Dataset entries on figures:
------

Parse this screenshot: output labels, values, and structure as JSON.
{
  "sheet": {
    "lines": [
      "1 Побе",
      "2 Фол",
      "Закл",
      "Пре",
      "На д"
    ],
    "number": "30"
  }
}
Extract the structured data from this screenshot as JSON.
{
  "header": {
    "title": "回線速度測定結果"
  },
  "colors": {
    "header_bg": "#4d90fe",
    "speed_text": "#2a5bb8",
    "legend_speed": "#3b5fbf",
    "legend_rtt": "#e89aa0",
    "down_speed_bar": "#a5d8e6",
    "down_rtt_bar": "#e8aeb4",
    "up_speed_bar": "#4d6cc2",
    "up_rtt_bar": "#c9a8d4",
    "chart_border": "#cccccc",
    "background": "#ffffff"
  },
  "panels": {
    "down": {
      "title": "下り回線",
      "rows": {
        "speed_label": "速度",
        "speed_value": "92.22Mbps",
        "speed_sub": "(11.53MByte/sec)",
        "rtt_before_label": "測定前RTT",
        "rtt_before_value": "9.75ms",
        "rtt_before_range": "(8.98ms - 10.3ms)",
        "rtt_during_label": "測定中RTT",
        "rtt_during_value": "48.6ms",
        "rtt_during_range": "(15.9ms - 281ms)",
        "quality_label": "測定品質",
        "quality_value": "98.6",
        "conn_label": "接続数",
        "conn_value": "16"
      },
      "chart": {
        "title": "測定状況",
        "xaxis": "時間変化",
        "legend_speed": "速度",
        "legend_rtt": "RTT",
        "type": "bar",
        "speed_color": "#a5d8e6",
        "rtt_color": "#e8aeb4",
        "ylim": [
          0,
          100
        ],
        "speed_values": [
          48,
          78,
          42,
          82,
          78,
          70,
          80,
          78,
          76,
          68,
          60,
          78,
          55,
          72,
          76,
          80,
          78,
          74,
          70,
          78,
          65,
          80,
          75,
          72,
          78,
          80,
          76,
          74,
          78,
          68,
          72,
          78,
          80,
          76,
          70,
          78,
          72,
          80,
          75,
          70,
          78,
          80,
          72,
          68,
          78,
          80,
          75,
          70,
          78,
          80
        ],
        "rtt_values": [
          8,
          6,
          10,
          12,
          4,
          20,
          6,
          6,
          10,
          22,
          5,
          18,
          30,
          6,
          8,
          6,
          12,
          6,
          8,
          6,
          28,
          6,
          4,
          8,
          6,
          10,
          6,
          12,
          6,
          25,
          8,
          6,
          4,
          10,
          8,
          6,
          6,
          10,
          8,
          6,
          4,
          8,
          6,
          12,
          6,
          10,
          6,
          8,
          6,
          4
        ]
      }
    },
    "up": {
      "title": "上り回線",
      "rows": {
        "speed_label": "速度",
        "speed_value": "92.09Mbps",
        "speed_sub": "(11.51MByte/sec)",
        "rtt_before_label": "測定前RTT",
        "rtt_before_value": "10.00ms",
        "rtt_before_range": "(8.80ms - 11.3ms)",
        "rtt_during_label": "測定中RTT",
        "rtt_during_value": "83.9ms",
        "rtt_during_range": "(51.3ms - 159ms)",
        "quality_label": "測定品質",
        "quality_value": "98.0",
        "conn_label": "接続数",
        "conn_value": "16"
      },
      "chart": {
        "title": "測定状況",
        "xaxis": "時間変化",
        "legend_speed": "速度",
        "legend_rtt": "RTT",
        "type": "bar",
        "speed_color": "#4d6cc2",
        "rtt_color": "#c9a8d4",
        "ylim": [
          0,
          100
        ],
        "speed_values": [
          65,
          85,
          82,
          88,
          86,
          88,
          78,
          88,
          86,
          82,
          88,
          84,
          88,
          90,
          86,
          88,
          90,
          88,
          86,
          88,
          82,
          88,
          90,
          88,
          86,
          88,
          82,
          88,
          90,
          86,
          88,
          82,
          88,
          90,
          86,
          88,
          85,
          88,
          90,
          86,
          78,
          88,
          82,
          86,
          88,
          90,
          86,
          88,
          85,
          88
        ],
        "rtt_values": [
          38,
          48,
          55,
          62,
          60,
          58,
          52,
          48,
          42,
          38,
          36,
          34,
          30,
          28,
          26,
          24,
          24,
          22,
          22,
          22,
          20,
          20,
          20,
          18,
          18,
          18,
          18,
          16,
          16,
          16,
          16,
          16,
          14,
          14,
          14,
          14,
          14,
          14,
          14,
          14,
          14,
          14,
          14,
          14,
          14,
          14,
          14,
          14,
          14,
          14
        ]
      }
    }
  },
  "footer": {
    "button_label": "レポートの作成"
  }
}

------

- _YOUR GOAL_: The full set of records should be duplicated exactly.

- _TASK OUTPUT_:
Parse this screenshot: output labels, values, and structure as JSON.
{
  "sheet": {
    "lines": [
      "1 Побе",
      "2 Фол",
      "Закл",
      "Пре",
      "На д"
    ],
    "number": "30"
  }
}
Extract the structured data from this screenshot as JSON.
{
  "header": {
    "title": "回線速度測定結果"
  },
  "colors": {
    "header_bg": "#4d90fe",
    "speed_text": "#2a5bb8",
    "legend_speed": "#3b5fbf",
    "legend_rtt": "#e89aa0",
    "down_speed_bar": "#a5d8e6",
    "down_rtt_bar": "#e8aeb4",
    "up_speed_bar": "#4d6cc2",
    "up_rtt_bar": "#c9a8d4",
    "chart_border": "#cccccc",
    "background": "#ffffff"
  },
  "panels": {
    "down": {
      "title": "下り回線",
      "rows": {
        "speed_label": "速度",
        "speed_value": "92.22Mbps",
        "speed_sub": "(11.53MByte/sec)",
        "rtt_before_label": "測定前RTT",
        "rtt_before_value": "9.75ms",
        "rtt_before_range": "(8.98ms - 10.3ms)",
        "rtt_during_label": "測定中RTT",
        "rtt_during_value": "48.6ms",
        "rtt_during_range": "(15.9ms - 281ms)",
        "quality_label": "測定品質",
        "quality_value": "98.6",
        "conn_label": "接続数",
        "conn_value": "16"
      },
      "chart": {
        "title": "測定状況",
        "xaxis": "時間変化",
        "legend_speed": "速度",
        "legend_rtt": "RTT",
        "type": "bar",
        "speed_color": "#a5d8e6",
        "rtt_color": "#e8aeb4",
        "ylim": [
          0,
          100
        ],
        "speed_values": [
          48,
          78,
          42,
          82,
          78,
          70,
          80,
          78,
          76,
          68,
          60,
          78,
          55,
          72,
          76,
          80,
          78,
          74,
          70,
          78,
          65,
          80,
          75,
          72,
          78,
          80,
          76,
          74,
          78,
          68,
          72,
          78,
          80,
          76,
          70,
          78,
          72,
          80,
          75,
          70,
          78,
          80,
          72,
          68,
          78,
          80,
          75,
          70,
          78,
          80
        ],
        "rtt_values": [
          8,
          6,
          10,
          12,
          4,
          20,
          6,
          6,
          10,
          22,
          5,
          18,
          30,
          6,
          8,
          6,
          12,
          6,
          8,
          6,
          28,
          6,
          4,
          8,
          6,
          10,
          6,
          12,
          6,
          25,
          8,
          6,
          4,
          10,
          8,
          6,
          6,
          10,
          8,
          6,
          4,
          8,
          6,
          12,
          6,
          10,
          6,
          8,
          6,
          4
        ]
      }
    },
    "up": {
      "title": "上り回線",
      "rows": {
        "speed_label": "速度",
        "speed_value": "92.09Mbps",
        "speed_sub": "(11.51MByte/sec)",
        "rtt_before_label": "測定前RTT",
        "rtt_before_value": "10.00ms",
        "rtt_before_range": "(8.80ms - 11.3ms)",
        "rtt_during_label": "測定中RTT",
        "rtt_during_value": "83.9ms",
        "rtt_during_range": "(51.3ms - 159ms)",
        "quality_label": "測定品質",
        "quality_value": "98.0",
        "conn_label": "接続数",
        "conn_value": "16"
      },
      "chart": {
        "title": "測定状況",
        "xaxis": "時間変化",
        "legend_speed": "速度",
        "legend_rtt": "RTT",
        "type": "bar",
        "speed_color": "#4d6cc2",
        "rtt_color": "#c9a8d4",
        "ylim": [
          0,
          100
        ],
        "speed_values": [
          65,
          85,
          82,
          88,
          86,
          88,
          78,
          88,
          86,
          82,
          88,
          84,
          88,
          90,
          86,
          88,
          90,
          88,
          86,
          88,
          82,
          88,
          90,
          88,
          86,
          88,
          82,
          88,
          90,
          86,
          88,
          82,
          88,
          90,
          86,
          88,
          85,
          88,
          90,
          86,
          78,
          88,
          82,
          86,
          88,
          90,
          86,
          88,
          85,
          88
        ],
        "rtt_values": [
          38,
          48,
          55,
          62,
          60,
          58,
          52,
          48,
          42,
          38,
          36,
          34,
          30,
          28,
          26,
          24,
          24,
          22,
          22,
          22,
          20,
          20,
          20,
          18,
          18,
          18,
          18,
          16,
          16,
          16,
          16,
          16,
          14,
          14,
          14,
          14,
          14,
          14,
          14,
          14,
          14,
          14,
          14,
          14,
          14,
          14,
          14,
          14,
          14,
          14
        ]
      }
    }
  },
  "footer": {
    "button_label": "レポートの作成"
  }
}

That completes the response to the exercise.